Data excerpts
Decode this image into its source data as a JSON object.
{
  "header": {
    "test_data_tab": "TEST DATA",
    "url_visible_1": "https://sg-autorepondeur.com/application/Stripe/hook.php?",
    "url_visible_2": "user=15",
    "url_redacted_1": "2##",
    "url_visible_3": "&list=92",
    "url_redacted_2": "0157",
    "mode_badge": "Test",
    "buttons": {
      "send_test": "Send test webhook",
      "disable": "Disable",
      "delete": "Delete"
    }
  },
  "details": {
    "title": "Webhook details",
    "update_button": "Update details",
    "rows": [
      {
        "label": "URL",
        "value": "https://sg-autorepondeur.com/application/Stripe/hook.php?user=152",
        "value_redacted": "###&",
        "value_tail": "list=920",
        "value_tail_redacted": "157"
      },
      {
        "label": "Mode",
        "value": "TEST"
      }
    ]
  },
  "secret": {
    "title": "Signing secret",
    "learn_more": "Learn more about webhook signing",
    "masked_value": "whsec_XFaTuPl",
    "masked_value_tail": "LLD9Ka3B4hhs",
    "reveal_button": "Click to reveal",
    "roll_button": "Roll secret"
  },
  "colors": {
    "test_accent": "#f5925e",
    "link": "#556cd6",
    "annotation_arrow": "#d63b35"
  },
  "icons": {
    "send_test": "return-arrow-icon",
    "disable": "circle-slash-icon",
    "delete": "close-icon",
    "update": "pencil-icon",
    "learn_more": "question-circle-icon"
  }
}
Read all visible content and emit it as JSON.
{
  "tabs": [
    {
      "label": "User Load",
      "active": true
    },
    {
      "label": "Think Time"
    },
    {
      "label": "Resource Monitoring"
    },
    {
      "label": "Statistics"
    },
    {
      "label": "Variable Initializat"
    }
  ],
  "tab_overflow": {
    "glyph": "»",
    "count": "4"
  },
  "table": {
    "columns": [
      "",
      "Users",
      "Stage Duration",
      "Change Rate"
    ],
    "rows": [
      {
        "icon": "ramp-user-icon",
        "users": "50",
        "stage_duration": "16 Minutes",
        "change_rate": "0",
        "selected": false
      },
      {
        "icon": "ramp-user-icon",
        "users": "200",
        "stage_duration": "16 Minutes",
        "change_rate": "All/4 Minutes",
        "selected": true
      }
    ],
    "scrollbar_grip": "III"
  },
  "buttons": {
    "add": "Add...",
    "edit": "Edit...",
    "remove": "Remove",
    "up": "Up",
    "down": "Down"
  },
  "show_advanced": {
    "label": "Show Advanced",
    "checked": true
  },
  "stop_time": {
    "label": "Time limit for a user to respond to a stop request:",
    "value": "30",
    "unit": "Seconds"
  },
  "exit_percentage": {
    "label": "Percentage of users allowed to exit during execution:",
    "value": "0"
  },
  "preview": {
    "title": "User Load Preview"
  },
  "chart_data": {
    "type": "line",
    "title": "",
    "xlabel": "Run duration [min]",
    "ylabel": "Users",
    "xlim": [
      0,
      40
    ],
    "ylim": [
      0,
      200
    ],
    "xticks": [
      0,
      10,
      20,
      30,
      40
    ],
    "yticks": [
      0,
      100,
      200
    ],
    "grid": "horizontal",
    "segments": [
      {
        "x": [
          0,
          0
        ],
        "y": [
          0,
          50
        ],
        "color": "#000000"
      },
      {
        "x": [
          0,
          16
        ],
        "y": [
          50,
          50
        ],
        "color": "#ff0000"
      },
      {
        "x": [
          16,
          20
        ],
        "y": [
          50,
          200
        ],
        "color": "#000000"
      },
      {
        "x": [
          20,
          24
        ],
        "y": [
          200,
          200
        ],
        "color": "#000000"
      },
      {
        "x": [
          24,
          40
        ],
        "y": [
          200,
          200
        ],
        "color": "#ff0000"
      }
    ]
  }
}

§ **TASK OBJECTIVE**: Reproduce every record, matching each line exactly.

§ **RESPONSE BELOW**:
Decode this image into its source data as a JSON object.
{
  "header": {
    "test_data_tab": "TEST DATA",
    "url_visible_1": "https://sg-autorepondeur.com/application/Stripe/hook.php?",
    "url_visible_2": "user=15",
    "url_redacted_1": "2##",
    "url_visible_3": "&list=92",
    "url_redacted_2": "0157",
    "mode_badge": "Test",
    "buttons": {
      "send_test": "Send test webhook",
      "disable": "Disable",
      "delete": "Delete"
    }
  },
  "details": {
    "title": "Webhook details",
    "update_button": "Update details",
    "rows": [
      {
        "label": "URL",
        "value": "https://sg-autorepondeur.com/application/Stripe/hook.php?user=152",
        "value_redacted": "###&",
        "value_tail": "list=920",
        "value_tail_redacted": "157"
      },
      {
        "label": "Mode",
        "value": "TEST"
      }
    ]
  },
  "secret": {
    "title": "Signing secret",
    "learn_more": "Learn more about webhook signing",
    "masked_value": "whsec_XFaTuPl",
    "masked_value_tail": "LLD9Ka3B4hhs",
    "reveal_button": "Click to reveal",
    "roll_button": "Roll secret"
  },
  "colors": {
    "test_accent": "#f5925e",
    "link": "#556cd6",
    "annotation_arrow": "#d63b35"
  },
  "icons": {
    "send_test": "return-arrow-icon",
    "disable": "circle-slash-icon",
    "delete": "close-icon",
    "update": "pencil-icon",
    "learn_more": "question-circle-icon"
  }
}
Read all visible content and emit it as JSON.
{
  "tabs": [
    {
      "label": "User Load",
      "active": true
    },
    {
      "label": "Think Time"
    },
    {
      "label": "Resource Monitoring"
    },
    {
      "label": "Statistics"
    },
    {
      "label": "Variable Initializat"
    }
  ],
  "tab_overflow": {
    "glyph": "»",
    "count": "4"
  },
  "table": {
    "columns": [
      "",
      "Users",
      "Stage Duration",
      "Change Rate"
    ],
    "rows": [
      {
        "icon": "ramp-user-icon",
        "users": "50",
        "stage_duration": "16 Minutes",
        "change_rate": "0",
        "selected": false
      },
      {
        "icon": "ramp-user-icon",
        "users": "200",
        "stage_duration": "16 Minutes",
        "change_rate": "All/4 Minutes",
        "selected": true
      }
    ],
    "scrollbar_grip": "III"
  },
  "buttons": {
    "add": "Add...",
    "edit": "Edit...",
    "remove": "Remove",
    "up": "Up",
    "down": "Down"
  },
  "show_advanced": {
    "label": "Show Advanced",
    "checked": true
  },
  "stop_time": {
    "label": "Time limit for a user to respond to a stop request:",
    "value": "30",
    "unit": "Seconds"
  },
  "exit_percentage": {
    "label": "Percentage of users allowed to exit during execution:",
    "value": "0"
  },
  "preview": {
    "title": "User Load Preview"
  },
  "chart_data": {
    "type": "line",
    "title": "",
    "xlabel": "Run duration [min]",
    "ylabel": "Users",
    "xlim": [
      0,
      40
    ],
    "ylim": [
      0,
      200
    ],
    "xticks": [
      0,
      10,
      20,
      30,
      40
    ],
    "yticks": [
      0,
      100,
      200
    ],
    "grid": "horizontal",
    "segments": [
      {
        "x": [
          0,
          0
        ],
        "y": [
          0,
          50
        ],
        "color": "#000000"
      },
      {
        "x": [
          0,
          16
        ],
        "y": [
          50,
          50
        ],
        "color": "#ff0000"
      },
      {
        "x": [
          16,
          20
        ],
        "y": [
          50,
          200
        ],
        "color": "#000000"
      },
      {
        "x": [
          20,
          24
        ],
        "y": [
          200,
          200
        ],
        "color": "#000000"
      },
      {
        "x": [
          24,
          40
        ],
        "y": [
          200,
          200
        ],
        "color": "#ff0000"
      }
    ]
  }
}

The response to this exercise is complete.